> **TASK DESCRIPTION**: Transcribe each of the rows below word for word, leaving every character as it is.

··· DATA RECORDS ···

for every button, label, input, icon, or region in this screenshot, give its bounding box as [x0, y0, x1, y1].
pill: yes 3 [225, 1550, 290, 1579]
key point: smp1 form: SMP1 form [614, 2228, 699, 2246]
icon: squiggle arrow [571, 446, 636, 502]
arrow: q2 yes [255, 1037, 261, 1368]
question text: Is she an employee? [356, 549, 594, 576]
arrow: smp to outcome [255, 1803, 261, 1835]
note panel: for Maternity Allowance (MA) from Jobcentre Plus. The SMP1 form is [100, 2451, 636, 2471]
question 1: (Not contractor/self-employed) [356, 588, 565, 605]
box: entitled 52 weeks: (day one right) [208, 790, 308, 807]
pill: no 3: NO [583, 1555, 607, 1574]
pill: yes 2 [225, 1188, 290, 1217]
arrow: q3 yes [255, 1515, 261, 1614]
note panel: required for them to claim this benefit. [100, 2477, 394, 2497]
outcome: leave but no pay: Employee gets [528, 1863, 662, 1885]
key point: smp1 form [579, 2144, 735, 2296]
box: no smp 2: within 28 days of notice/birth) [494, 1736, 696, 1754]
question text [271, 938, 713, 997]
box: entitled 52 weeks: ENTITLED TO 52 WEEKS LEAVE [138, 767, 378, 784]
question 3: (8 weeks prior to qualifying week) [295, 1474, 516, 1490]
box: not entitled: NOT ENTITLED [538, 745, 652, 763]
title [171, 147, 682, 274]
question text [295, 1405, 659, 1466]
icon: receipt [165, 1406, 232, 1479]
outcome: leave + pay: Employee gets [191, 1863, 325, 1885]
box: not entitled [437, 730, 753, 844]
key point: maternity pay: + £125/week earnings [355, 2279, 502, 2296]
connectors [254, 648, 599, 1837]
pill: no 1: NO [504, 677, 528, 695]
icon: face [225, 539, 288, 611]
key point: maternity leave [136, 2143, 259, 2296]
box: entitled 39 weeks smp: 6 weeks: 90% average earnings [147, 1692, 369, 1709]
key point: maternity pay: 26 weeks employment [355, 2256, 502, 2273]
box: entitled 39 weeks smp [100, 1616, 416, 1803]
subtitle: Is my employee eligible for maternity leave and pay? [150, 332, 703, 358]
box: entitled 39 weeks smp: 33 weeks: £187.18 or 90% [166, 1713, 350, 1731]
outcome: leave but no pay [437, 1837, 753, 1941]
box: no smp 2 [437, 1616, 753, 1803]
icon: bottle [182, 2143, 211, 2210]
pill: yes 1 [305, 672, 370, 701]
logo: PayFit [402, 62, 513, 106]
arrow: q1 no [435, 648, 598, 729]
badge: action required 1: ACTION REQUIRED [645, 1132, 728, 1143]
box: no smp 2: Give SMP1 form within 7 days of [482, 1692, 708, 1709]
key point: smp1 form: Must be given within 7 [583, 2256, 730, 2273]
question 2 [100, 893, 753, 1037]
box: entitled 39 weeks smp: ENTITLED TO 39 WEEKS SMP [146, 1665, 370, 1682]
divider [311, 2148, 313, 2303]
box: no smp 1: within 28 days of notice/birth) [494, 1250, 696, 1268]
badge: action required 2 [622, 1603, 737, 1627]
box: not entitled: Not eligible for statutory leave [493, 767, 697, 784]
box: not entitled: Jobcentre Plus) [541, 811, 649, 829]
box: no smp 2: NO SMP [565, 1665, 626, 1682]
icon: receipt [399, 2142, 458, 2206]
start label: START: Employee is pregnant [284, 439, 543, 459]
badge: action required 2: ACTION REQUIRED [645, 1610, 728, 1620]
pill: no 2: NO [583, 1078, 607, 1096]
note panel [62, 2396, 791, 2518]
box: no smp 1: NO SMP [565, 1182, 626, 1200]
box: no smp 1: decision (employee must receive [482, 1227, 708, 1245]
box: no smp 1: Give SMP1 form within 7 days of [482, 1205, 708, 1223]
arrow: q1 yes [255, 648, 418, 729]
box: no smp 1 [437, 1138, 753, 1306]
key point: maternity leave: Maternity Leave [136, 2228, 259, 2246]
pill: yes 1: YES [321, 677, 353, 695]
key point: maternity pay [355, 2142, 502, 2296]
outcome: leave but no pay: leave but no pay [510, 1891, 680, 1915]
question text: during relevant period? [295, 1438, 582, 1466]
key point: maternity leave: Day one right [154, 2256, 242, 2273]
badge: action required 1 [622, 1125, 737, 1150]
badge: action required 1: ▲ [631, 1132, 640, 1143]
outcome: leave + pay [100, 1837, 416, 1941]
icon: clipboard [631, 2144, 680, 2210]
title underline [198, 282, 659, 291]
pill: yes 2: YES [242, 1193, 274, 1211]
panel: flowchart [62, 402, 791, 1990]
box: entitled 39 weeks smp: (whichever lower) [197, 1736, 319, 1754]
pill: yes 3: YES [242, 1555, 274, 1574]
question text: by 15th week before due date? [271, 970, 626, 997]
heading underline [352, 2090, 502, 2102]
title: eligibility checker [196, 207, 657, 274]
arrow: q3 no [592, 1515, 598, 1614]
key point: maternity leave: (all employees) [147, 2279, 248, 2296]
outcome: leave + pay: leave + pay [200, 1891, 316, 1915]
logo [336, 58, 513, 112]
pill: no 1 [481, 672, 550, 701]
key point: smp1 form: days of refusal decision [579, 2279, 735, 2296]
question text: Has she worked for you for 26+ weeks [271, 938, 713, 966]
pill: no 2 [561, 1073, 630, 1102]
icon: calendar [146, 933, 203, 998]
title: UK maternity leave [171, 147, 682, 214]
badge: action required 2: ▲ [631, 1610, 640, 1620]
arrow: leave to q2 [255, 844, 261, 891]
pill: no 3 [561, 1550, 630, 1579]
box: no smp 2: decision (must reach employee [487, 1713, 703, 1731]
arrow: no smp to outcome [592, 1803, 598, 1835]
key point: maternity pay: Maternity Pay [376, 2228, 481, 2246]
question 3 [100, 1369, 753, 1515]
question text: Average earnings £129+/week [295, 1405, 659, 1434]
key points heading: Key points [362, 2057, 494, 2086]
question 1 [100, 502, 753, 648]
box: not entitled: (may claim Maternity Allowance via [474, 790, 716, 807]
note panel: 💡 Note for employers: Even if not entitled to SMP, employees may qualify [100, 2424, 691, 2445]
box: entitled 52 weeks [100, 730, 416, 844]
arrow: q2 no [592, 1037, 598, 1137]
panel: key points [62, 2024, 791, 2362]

···

> **FULL OUTPUT**:
for every button, label, input, icon, or region in this screenshot, give its bounding box as [x0, y0, x1, y1].
pill: yes 3 [225, 1550, 290, 1579]
key point: smp1 form: SMP1 form [614, 2228, 699, 2246]
icon: squiggle arrow [571, 446, 636, 502]
arrow: q2 yes [255, 1037, 261, 1368]
question text: Is she an employee? [356, 549, 594, 576]
arrow: smp to outcome [255, 1803, 261, 1835]
note panel: for Maternity Allowance (MA) from Jobcentre Plus. The SMP1 form is [100, 2451, 636, 2471]
question 1: (Not contractor/self-employed) [356, 588, 565, 605]
box: entitled 52 weeks: (day one right) [208, 790, 308, 807]
pill: no 3: NO [583, 1555, 607, 1574]
pill: yes 2 [225, 1188, 290, 1217]
arrow: q3 yes [255, 1515, 261, 1614]
note panel: required for them to claim this benefit. [100, 2477, 394, 2497]
outcome: leave but no pay: Employee gets [528, 1863, 662, 1885]
key point: smp1 form [579, 2144, 735, 2296]
box: no smp 2: within 28 days of notice/birth) [494, 1736, 696, 1754]
question text [271, 938, 713, 997]
box: entitled 52 weeks: ENTITLED TO 52 WEEKS LEAVE [138, 767, 378, 784]
question 3: (8 weeks prior to qualifying week) [295, 1474, 516, 1490]
box: not entitled: NOT ENTITLED [538, 745, 652, 763]
title [171, 147, 682, 274]
question text [295, 1405, 659, 1466]
icon: receipt [165, 1406, 232, 1479]
outcome: leave + pay: Employee gets [191, 1863, 325, 1885]
box: not entitled [437, 730, 753, 844]
key point: maternity pay: + £125/week earnings [355, 2279, 502, 2296]
connectors [254, 648, 599, 1837]
pill: no 1: NO [504, 677, 528, 695]
icon: face [225, 539, 288, 611]
key point: maternity leave [136, 2143, 259, 2296]
box: entitled 39 weeks smp: 6 weeks: 90% average earnings [147, 1692, 369, 1709]
key point: maternity pay: 26 weeks employment [355, 2256, 502, 2273]
box: entitled 39 weeks smp [100, 1616, 416, 1803]
subtitle: Is my employee eligible for maternity leave and pay? [150, 332, 703, 358]
box: entitled 39 weeks smp: 33 weeks: £187.18 or 90% [166, 1713, 350, 1731]
outcome: leave but no pay [437, 1837, 753, 1941]
box: no smp 2 [437, 1616, 753, 1803]
icon: bottle [182, 2143, 211, 2210]
pill: yes 1 [305, 672, 370, 701]
logo: PayFit [402, 62, 513, 106]
arrow: q1 no [435, 648, 598, 729]
badge: action required 1: ACTION REQUIRED [645, 1132, 728, 1143]
box: no smp 2: Give SMP1 form within 7 days of [482, 1692, 708, 1709]
key point: smp1 form: Must be given within 7 [583, 2256, 730, 2273]
question 2 [100, 893, 753, 1037]
box: entitled 39 weeks smp: ENTITLED TO 39 WEEKS SMP [146, 1665, 370, 1682]
divider [311, 2148, 313, 2303]
box: no smp 1: within 28 days of notice/birth) [494, 1250, 696, 1268]
badge: action required 2 [622, 1603, 737, 1627]
box: not entitled: Not eligible for statutory leave [493, 767, 697, 784]
box: not entitled: Jobcentre Plus) [541, 811, 649, 829]
box: no smp 2: NO SMP [565, 1665, 626, 1682]
icon: receipt [399, 2142, 458, 2206]
start label: START: Employee is pregnant [284, 439, 543, 459]
badge: action required 2: ACTION REQUIRED [645, 1610, 728, 1620]
pill: no 2: NO [583, 1078, 607, 1096]
note panel [62, 2396, 791, 2518]
box: no smp 1: NO SMP [565, 1182, 626, 1200]
box: no smp 1: decision (employee must receive [482, 1227, 708, 1245]
box: no smp 1: Give SMP1 form within 7 days of [482, 1205, 708, 1223]
arrow: q1 yes [255, 648, 418, 729]
box: no smp 1 [437, 1138, 753, 1306]
key point: maternity leave: Maternity Leave [136, 2228, 259, 2246]
pill: yes 1: YES [321, 677, 353, 695]
key point: maternity pay [355, 2142, 502, 2296]
outcome: leave but no pay: leave but no pay [510, 1891, 680, 1915]
question text: during relevant period? [295, 1438, 582, 1466]
key point: maternity leave: Day one right [154, 2256, 242, 2273]
badge: action required 1 [622, 1125, 737, 1150]
badge: action required 1: ▲ [631, 1132, 640, 1143]
outcome: leave + pay [100, 1837, 416, 1941]
icon: clipboard [631, 2144, 680, 2210]
title underline [198, 282, 659, 291]
pill: yes 2: YES [242, 1193, 274, 1211]
panel: flowchart [62, 402, 791, 1990]
box: entitled 39 weeks smp: (whichever lower) [197, 1736, 319, 1754]
pill: yes 3: YES [242, 1555, 274, 1574]
question text: by 15th week before due date? [271, 970, 626, 997]
heading underline [352, 2090, 502, 2102]
title: eligibility checker [196, 207, 657, 274]
arrow: q3 no [592, 1515, 598, 1614]
key point: maternity leave: (all employees) [147, 2279, 248, 2296]
outcome: leave + pay: leave + pay [200, 1891, 316, 1915]
logo [336, 58, 513, 112]
pill: no 1 [481, 672, 550, 701]
key point: smp1 form: days of refusal decision [579, 2279, 735, 2296]
question text: Has she worked for you for 26+ weeks [271, 938, 713, 966]
pill: no 2 [561, 1073, 630, 1102]
icon: calendar [146, 933, 203, 998]
title: UK maternity leave [171, 147, 682, 214]
badge: action required 2: ▲ [631, 1610, 640, 1620]
arrow: leave to q2 [255, 844, 261, 891]
pill: no 3 [561, 1550, 630, 1579]
box: no smp 2: decision (must reach employee [487, 1713, 703, 1731]
arrow: no smp to outcome [592, 1803, 598, 1835]
key point: maternity pay: Maternity Pay [376, 2228, 481, 2246]
question 3 [100, 1369, 753, 1515]
question text: Average earnings £129+/week [295, 1405, 659, 1434]
key points heading: Key points [362, 2057, 494, 2086]
question 1 [100, 502, 753, 648]
box: not entitled: (may claim Maternity Allowance via [474, 790, 716, 807]
note panel: 💡 Note for employers: Even if not entitled to SMP, employees may qualify [100, 2424, 691, 2445]
box: entitled 52 weeks [100, 730, 416, 844]
arrow: q2 no [592, 1037, 598, 1137]
panel: key points [62, 2024, 791, 2362]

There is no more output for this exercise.